_PROBLEM_.
Answer these questions using the text on writers connected with the Mani:
(a) Who talks about Bruce Chatwin's connection with the Mani in the video?
(b) What is the name of the pirate who captains the ship in the opening scene of The Archipelago On Fire?
(c) In what year was The Archipelago on Fire published in French and English?

_TEXT PASSAGE_.
'''
Click a name to select an author or just scroll down

More featured writers to follow soon ...

In this video, Carol McGrath talks about the author Bruce Chatwin's connection with the Mani ... with a backdrop of stunning Mani scenery.

 

Find out about Jules Verne's Mani connection in this article by Theresa Stoker.

‘Vitylo is built in the form of an amphitheatre on the rugged rocks which defend the old acropolis of Kelapha. Above it rise several ruined towers.’

 

Thus Jules Verne described the remote Greek town of Oitylo in his novel The Archipelago On Fire. I had no idea that Verne had written about the Mani until my Greek teacher, Sofia, mentioned it. I immediately downloaded the book and started reading. The novel opens with a dramatic scene describing a stormy night when the inhabitants of Oitylo try to lure a ship onto the rocks for plunder, much in the style of Cornish wreckers. They are foiled in their attempt because the captain of the ship is none other than the notorious home-town-boy turned pirate, Starkos. He knows the bay intimately and won’t be drawn onto the rocks. Verne’s description of the little town perched on a cliff and the harbour below, overlooked by Kelefa castle, is instantly recognisable today. I was sure he must have actually visited the Mani.

 

One of Verne’s Voyages Extraordinaires series, of novels The Archipelago on Fire was published in French and English in 1888. Better known books in the series include Journey To The Centre of The Earth, Twenty Thousand Leagues Under The Sea and Around The World In Eighty Days. Incidentally, the word ‘archipelago’ originally referred to the Aegean Sea – ‘pelagos’ being a Greek word referring to the open sea. Somehow ‘Aegean Pelagos’ became ‘arcipelago’ in Italian and came to refer to any sea dotted with islands. Eventually it came to refer to the groups of islands themselves.
'''
(Stored dataset items)
'''
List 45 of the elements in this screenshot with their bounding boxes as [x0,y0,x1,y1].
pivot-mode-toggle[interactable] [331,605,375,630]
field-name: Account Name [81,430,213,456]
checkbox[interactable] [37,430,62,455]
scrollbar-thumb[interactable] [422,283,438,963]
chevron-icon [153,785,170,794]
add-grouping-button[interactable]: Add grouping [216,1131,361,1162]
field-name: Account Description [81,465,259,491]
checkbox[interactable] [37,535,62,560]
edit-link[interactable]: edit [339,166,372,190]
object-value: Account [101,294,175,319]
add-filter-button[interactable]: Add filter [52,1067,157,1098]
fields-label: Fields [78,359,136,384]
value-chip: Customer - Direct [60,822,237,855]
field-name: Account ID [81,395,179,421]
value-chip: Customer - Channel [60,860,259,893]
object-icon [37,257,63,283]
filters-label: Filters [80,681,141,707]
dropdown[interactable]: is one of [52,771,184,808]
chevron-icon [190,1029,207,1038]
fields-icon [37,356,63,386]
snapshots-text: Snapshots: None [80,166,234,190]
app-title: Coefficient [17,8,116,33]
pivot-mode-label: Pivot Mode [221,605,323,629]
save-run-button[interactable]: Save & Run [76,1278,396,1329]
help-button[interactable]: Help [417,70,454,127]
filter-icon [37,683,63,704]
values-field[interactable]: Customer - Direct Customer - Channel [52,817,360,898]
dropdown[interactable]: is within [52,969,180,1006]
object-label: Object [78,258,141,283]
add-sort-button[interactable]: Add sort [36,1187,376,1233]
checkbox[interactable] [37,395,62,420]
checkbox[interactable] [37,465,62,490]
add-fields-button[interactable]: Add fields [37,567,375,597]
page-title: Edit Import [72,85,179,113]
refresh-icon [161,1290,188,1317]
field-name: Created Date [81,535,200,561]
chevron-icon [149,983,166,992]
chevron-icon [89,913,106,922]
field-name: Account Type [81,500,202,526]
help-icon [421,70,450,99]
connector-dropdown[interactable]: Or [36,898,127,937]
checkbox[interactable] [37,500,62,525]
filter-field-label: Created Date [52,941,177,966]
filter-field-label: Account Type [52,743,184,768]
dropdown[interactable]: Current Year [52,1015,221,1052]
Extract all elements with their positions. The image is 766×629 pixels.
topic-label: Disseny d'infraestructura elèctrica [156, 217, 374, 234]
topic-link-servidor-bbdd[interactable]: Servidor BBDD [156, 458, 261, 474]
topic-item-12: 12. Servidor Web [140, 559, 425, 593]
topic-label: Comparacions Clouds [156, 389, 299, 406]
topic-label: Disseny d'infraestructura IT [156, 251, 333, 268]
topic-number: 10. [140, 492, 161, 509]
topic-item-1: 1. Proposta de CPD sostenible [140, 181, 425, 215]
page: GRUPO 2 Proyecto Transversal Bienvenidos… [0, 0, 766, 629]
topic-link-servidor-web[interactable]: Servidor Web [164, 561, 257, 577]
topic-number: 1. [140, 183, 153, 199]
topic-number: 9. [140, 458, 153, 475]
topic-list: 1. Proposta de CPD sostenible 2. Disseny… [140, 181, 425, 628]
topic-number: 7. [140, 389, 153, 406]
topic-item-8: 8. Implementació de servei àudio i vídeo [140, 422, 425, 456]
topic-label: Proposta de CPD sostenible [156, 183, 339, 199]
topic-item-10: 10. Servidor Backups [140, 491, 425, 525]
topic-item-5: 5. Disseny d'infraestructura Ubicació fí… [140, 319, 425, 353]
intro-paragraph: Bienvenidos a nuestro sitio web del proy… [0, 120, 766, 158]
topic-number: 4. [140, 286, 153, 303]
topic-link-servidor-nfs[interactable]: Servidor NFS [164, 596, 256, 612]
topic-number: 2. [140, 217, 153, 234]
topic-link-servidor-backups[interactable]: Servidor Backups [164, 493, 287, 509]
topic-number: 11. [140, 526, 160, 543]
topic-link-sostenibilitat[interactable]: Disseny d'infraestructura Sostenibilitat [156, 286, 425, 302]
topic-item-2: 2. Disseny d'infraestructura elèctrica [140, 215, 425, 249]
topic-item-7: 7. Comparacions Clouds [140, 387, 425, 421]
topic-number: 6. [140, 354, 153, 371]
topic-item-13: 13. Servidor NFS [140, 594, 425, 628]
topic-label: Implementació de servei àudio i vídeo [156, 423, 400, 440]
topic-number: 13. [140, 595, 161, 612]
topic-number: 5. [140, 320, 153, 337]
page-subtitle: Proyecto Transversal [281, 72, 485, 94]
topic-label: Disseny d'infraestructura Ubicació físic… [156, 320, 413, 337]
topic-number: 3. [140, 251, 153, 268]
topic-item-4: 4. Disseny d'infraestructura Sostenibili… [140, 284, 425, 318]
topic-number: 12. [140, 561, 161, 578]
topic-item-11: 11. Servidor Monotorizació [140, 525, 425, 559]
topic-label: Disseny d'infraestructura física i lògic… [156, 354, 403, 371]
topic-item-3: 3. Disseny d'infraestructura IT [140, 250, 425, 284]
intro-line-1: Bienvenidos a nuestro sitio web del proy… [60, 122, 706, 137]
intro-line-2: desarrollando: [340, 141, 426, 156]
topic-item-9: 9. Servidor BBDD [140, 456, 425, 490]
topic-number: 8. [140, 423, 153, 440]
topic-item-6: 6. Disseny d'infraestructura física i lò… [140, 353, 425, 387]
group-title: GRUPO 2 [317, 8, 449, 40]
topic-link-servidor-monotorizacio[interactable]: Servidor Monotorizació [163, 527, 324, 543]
'''
_PROBLEM SOLUTION_.
(a) Carol McGrath
(b) Starkos
(c) 1888